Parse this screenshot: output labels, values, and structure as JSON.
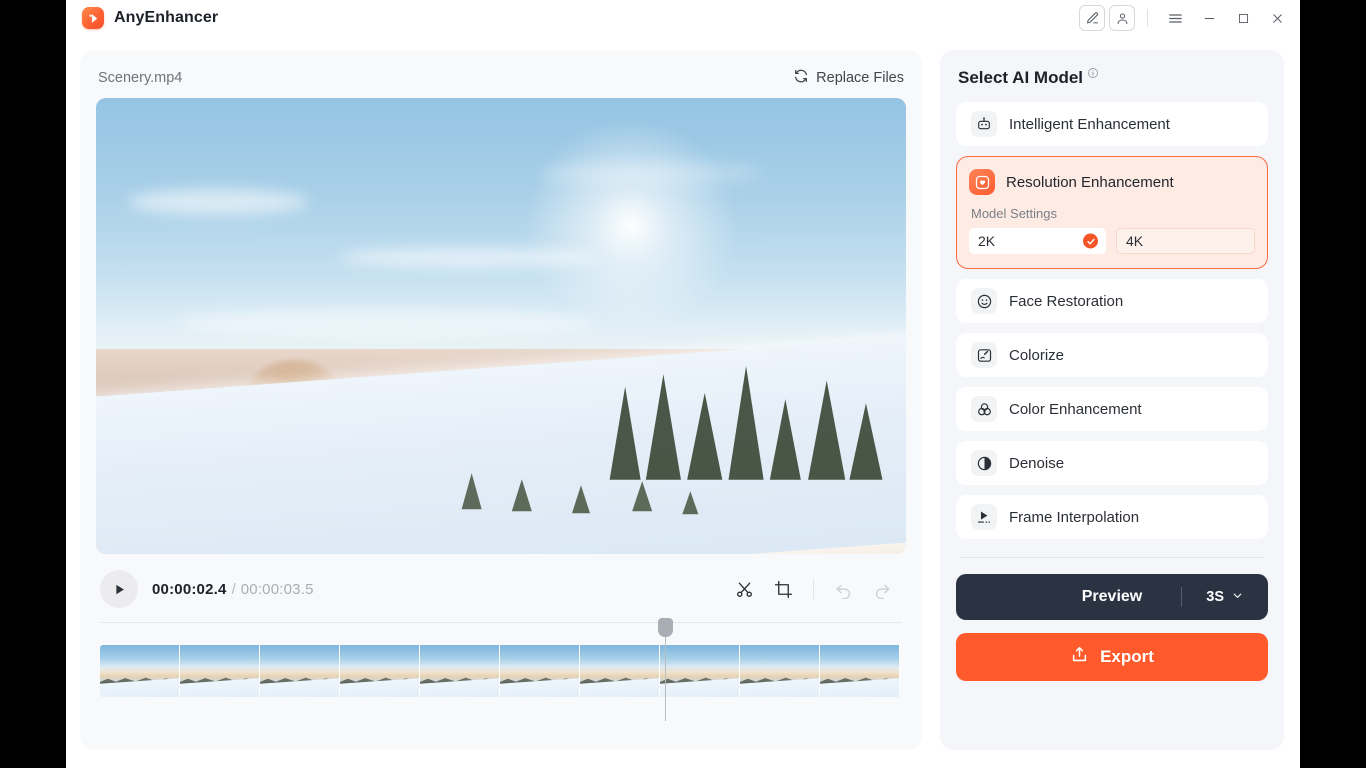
{
  "app": {
    "title": "AnyEnhancer",
    "logo_icon": "anyenhancer-logo-icon"
  },
  "titlebar": {
    "edit_icon": "pen-edit-icon",
    "account_icon": "user-account-icon",
    "menu_icon": "hamburger-menu-icon",
    "minimize_icon": "minimize-icon",
    "maximize_icon": "maximize-icon",
    "close_icon": "close-icon"
  },
  "editor": {
    "file_name": "Scenery.mp4",
    "replace_files_label": "Replace Files",
    "replace_files_icon": "refresh-swap-icon",
    "preview_alt": "Winter mountain scenery video preview",
    "transport": {
      "play_icon": "play-icon",
      "current_time": "00:00:02.4",
      "time_separator": "/",
      "total_time": "00:00:03.5",
      "cut_icon": "scissors-cut-icon",
      "crop_icon": "crop-icon",
      "undo_icon": "undo-icon",
      "redo_icon": "redo-icon"
    },
    "timeline": {
      "playhead_icon": "playhead-handle-icon",
      "frame_count": 10
    }
  },
  "sidebar": {
    "title": "Select AI Model",
    "info_icon": "info-icon",
    "models": [
      {
        "label": "Intelligent Enhancement",
        "icon": "robot-icon",
        "selected": false
      },
      {
        "label": "Resolution Enhancement",
        "icon": "resolution-icon",
        "selected": true
      },
      {
        "label": "Face Restoration",
        "icon": "smiley-face-icon",
        "selected": false
      },
      {
        "label": "Colorize",
        "icon": "colorize-brush-icon",
        "selected": false
      },
      {
        "label": "Color Enhancement",
        "icon": "color-circles-icon",
        "selected": false
      },
      {
        "label": "Denoise",
        "icon": "contrast-circle-icon",
        "selected": false
      },
      {
        "label": "Frame Interpolation",
        "icon": "frame-play-icon",
        "selected": false
      }
    ],
    "model_settings": {
      "label": "Model Settings",
      "options": [
        {
          "label": "2K",
          "selected": true
        },
        {
          "label": "4K",
          "selected": false
        }
      ],
      "check_icon": "check-circle-icon"
    },
    "actions": {
      "preview_label": "Preview",
      "preview_duration": "3S",
      "preview_chevron_icon": "chevron-down-icon",
      "export_label": "Export",
      "export_icon": "upload-export-icon"
    }
  },
  "colors": {
    "accent_orange": "#ff5a2c",
    "selected_card_bg": "#fdebe4",
    "selected_card_border": "#ff6b3d",
    "preview_button_bg": "#2b3242",
    "sidebar_bg": "#f4f6fa",
    "editor_bg": "#f8f9fb"
  }
}
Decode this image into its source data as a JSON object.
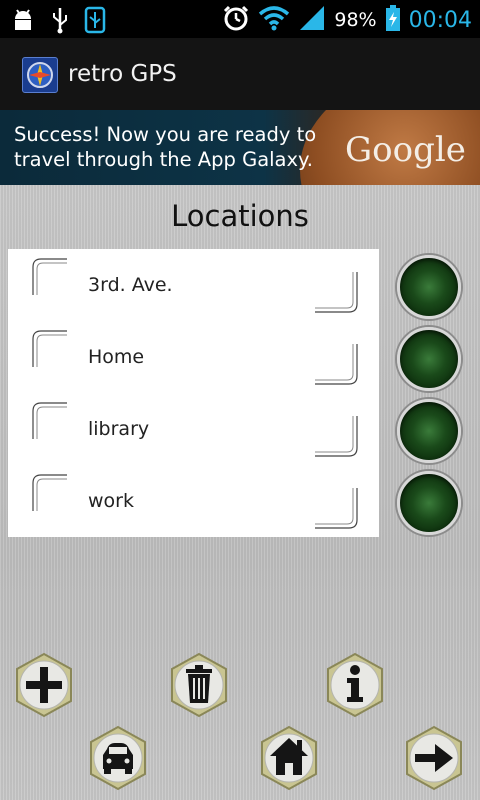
{
  "status_bar": {
    "battery": "98%",
    "time": "00:04",
    "icons": [
      "android-debug-icon",
      "usb-icon",
      "usb-storage-icon",
      "alarm-icon",
      "wifi-icon",
      "signal-icon",
      "battery-charging-icon"
    ]
  },
  "app": {
    "title": "retro GPS",
    "icon": "compass-app-icon"
  },
  "ad": {
    "line1": "Success! Now you are ready to",
    "line2": "travel through the App Galaxy.",
    "brand": "Google"
  },
  "main": {
    "heading": "Locations",
    "locations": [
      {
        "label": "3rd. Ave."
      },
      {
        "label": "Home"
      },
      {
        "label": "library"
      },
      {
        "label": "work"
      }
    ],
    "indicator_color": "#1a4a1a"
  },
  "toolbar": {
    "buttons": [
      {
        "name": "add-button",
        "icon": "plus-icon"
      },
      {
        "name": "delete-button",
        "icon": "trash-icon"
      },
      {
        "name": "info-button",
        "icon": "info-icon"
      },
      {
        "name": "car-button",
        "icon": "car-icon"
      },
      {
        "name": "home-button",
        "icon": "home-icon"
      },
      {
        "name": "next-button",
        "icon": "arrow-right-icon"
      }
    ]
  },
  "colors": {
    "status_bar_bg": "#000000",
    "title_bar_bg": "#141414",
    "time_accent": "#2ab7e8",
    "metal_bg": "#c8c8c8",
    "hex_button_rim": "#c9c592"
  }
}
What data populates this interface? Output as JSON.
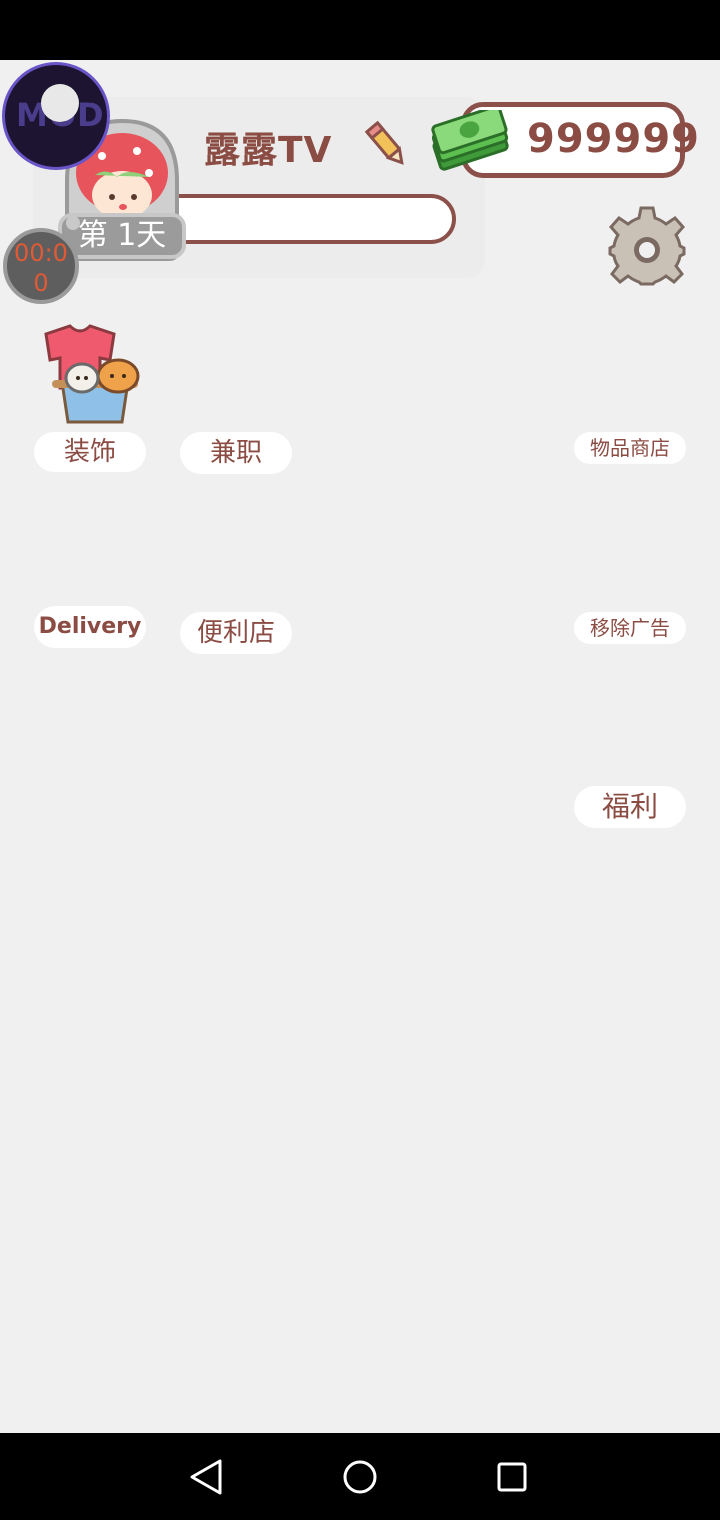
{
  "header": {
    "username": "露露TV",
    "money": "999999",
    "day_label": "第 1天",
    "progress": 0
  },
  "overlays": {
    "mod_label": "MOD",
    "timer": "00:0 0"
  },
  "menu": {
    "decorate": "装饰",
    "part_time": "兼职",
    "item_shop": "物品商店",
    "delivery": "Delivery",
    "convenience_store": "便利店",
    "remove_ads": "移除广告",
    "welfare": "福利"
  },
  "icons": {
    "pencil": "pencil-icon",
    "cash": "cash-icon",
    "settings": "gear-icon",
    "decorate": "clothes-basket-icon",
    "back": "back-triangle-icon",
    "home": "home-circle-icon",
    "recents": "recents-square-icon"
  },
  "colors": {
    "accent_brown": "#8b4c43",
    "background": "#f1f0f0",
    "timer_text": "#e05a35"
  }
}
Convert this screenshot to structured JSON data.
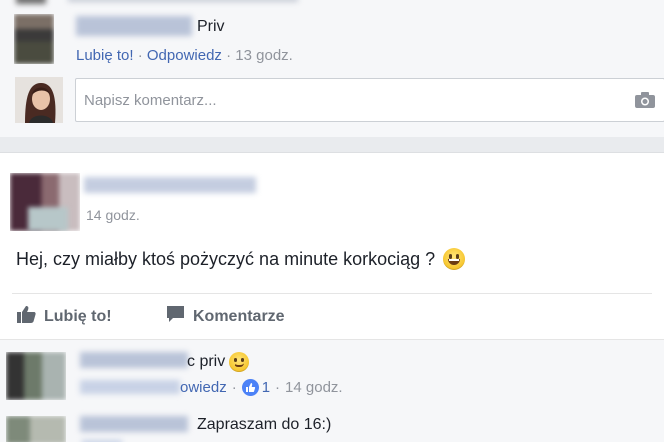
{
  "top_comment": {
    "text": "Priv",
    "like_label": "Lubię to!",
    "reply_label": "Odpowiedz",
    "separator": "·",
    "time": "13 godz."
  },
  "comment_box": {
    "placeholder": "Napisz komentarz...",
    "camera_icon": "camera-icon"
  },
  "post": {
    "time": "14 godz.",
    "text": "Hej, czy miałby ktoś pożyczyć na minute korkociąg ?",
    "emoji": "grinning-face-emoji"
  },
  "actions": {
    "like_label": "Lubię to!",
    "comment_label": "Komentarze"
  },
  "comments": [
    {
      "text_visible": "c priv",
      "reply_partial": "owiedz",
      "separator": "·",
      "like_count": "1",
      "time": "14 godz."
    },
    {
      "text": "Zapraszam do 16:)"
    }
  ],
  "colors": {
    "link": "#4267b2",
    "meta": "#90949c",
    "background": "#e9ebee",
    "like_badge": "#4c82f7"
  }
}
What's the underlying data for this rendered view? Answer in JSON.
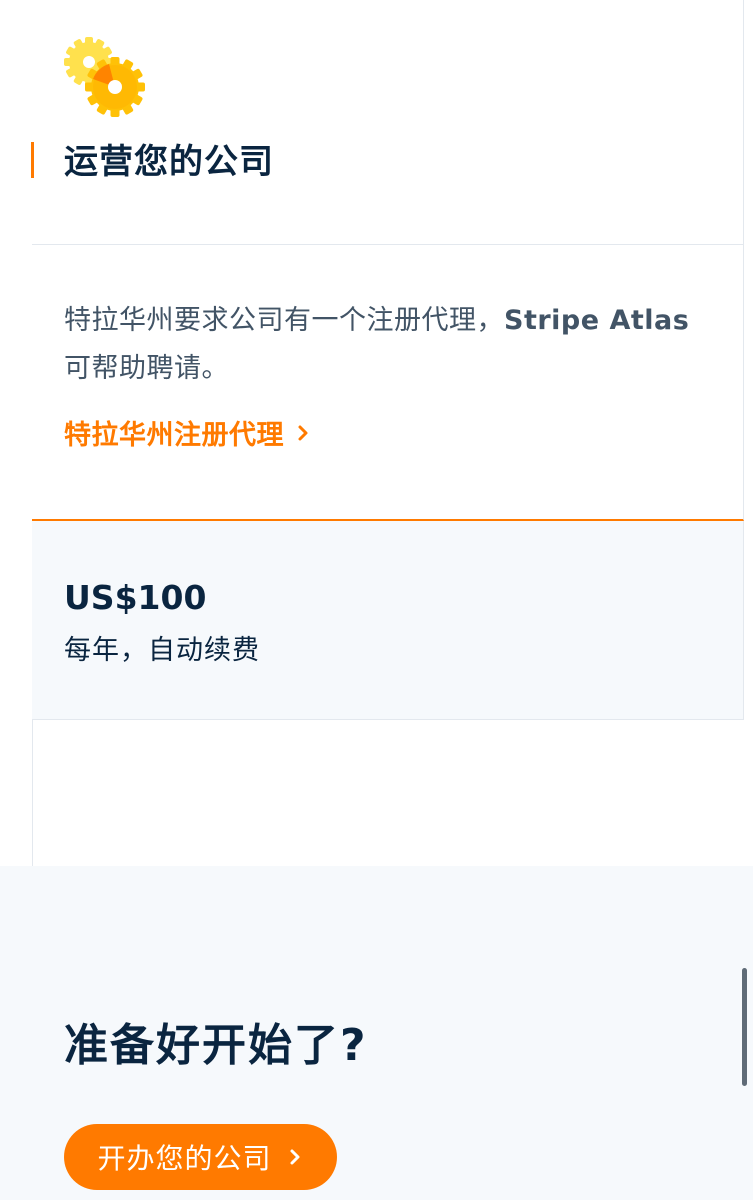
{
  "operate_card": {
    "title": "运营您的公司",
    "icon": "gears-icon"
  },
  "registered_agent_card": {
    "description_text": "特拉华州要求公司有一个注册代理，",
    "description_brand": "Stripe Atlas",
    "description_tail": "可帮助聘请。",
    "link_label": "特拉华州注册代理"
  },
  "price_card": {
    "price": "US$100",
    "note": "每年，自动续费"
  },
  "ready_section": {
    "title": "准备好开始了?",
    "cta_label": "开办您的公司"
  },
  "colors": {
    "accent": "#ff7a00",
    "heading": "#0a2540",
    "body_text": "#425466",
    "panel_bg": "#f6f9fc"
  }
}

• • • • •

Given exercise -> Of all the lines in the listing above, how many include "background"? Write only the number.

Result -> 2